STATED EXERCISE:
Count every line where "image" occurs. Give the total alone.

Dataset entries on figures

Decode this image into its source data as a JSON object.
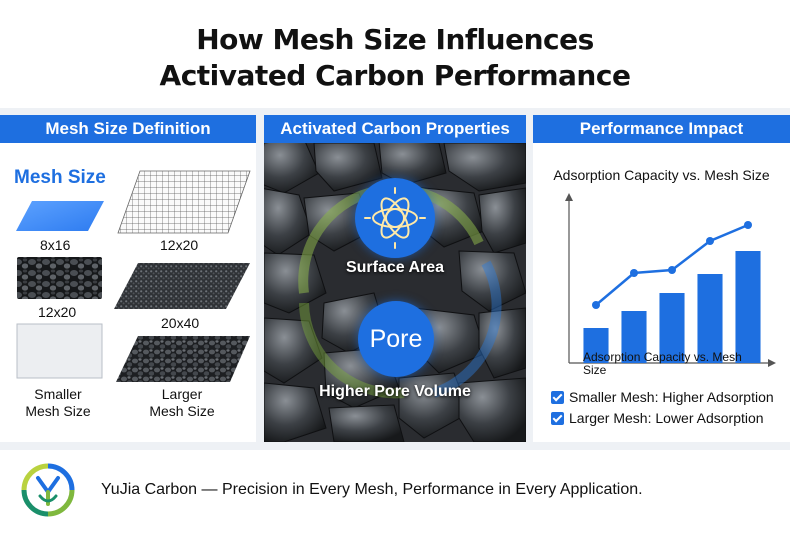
{
  "title": {
    "line1": "How Mesh Size Influences",
    "line2": "Activated Carbon Performance"
  },
  "panels": {
    "definition": {
      "header": "Mesh Size Definition",
      "title": "Mesh Size",
      "labels": {
        "a": "8x16",
        "b": "12x20",
        "c": "12x20",
        "d": "20x40",
        "smaller": "Smaller\nMesh Size",
        "larger": "Larger\nMesh Size"
      }
    },
    "properties": {
      "header": "Activated Carbon Properties",
      "surface_label": "Surface Area",
      "pore_text": "Pore",
      "pore_label": "Higher Pore Volume"
    },
    "impact": {
      "header": "Performance Impact",
      "checks": [
        "Smaller Mesh: Higher Adsorption",
        "Larger Mesh: Lower Adsorption"
      ]
    }
  },
  "chart_data": {
    "type": "bar",
    "title": "Adsorption Capacity vs. Mesh Size",
    "xlabel": "Adsorption Capacity vs. Mesh Size",
    "ylabel": "",
    "categories": [
      "",
      "",
      "",
      "",
      ""
    ],
    "series": [
      {
        "type": "bar",
        "values": [
          35,
          52,
          70,
          89,
          112
        ]
      },
      {
        "type": "line",
        "values": [
          58,
          90,
          93,
          122,
          138
        ]
      }
    ],
    "ylim": [
      0,
      160
    ],
    "grid": false,
    "colors": {
      "bar": "#1e6fe0",
      "line": "#1e6fe0"
    }
  },
  "footer": {
    "text": "YuJia Carbon — Precision in Every Mesh, Performance in Every Application.",
    "logo": "yujia-carbon-logo"
  },
  "colors": {
    "accent": "#1e6fe0",
    "band": "#eef1f5"
  },
  "icons": {
    "surface": "atom-sun-icon",
    "check": "checkbox-checked-icon"
  }
}
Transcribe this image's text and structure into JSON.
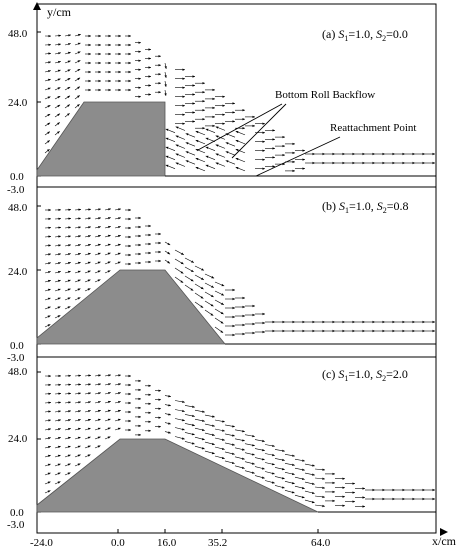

EXERCISE SOLUTION:
2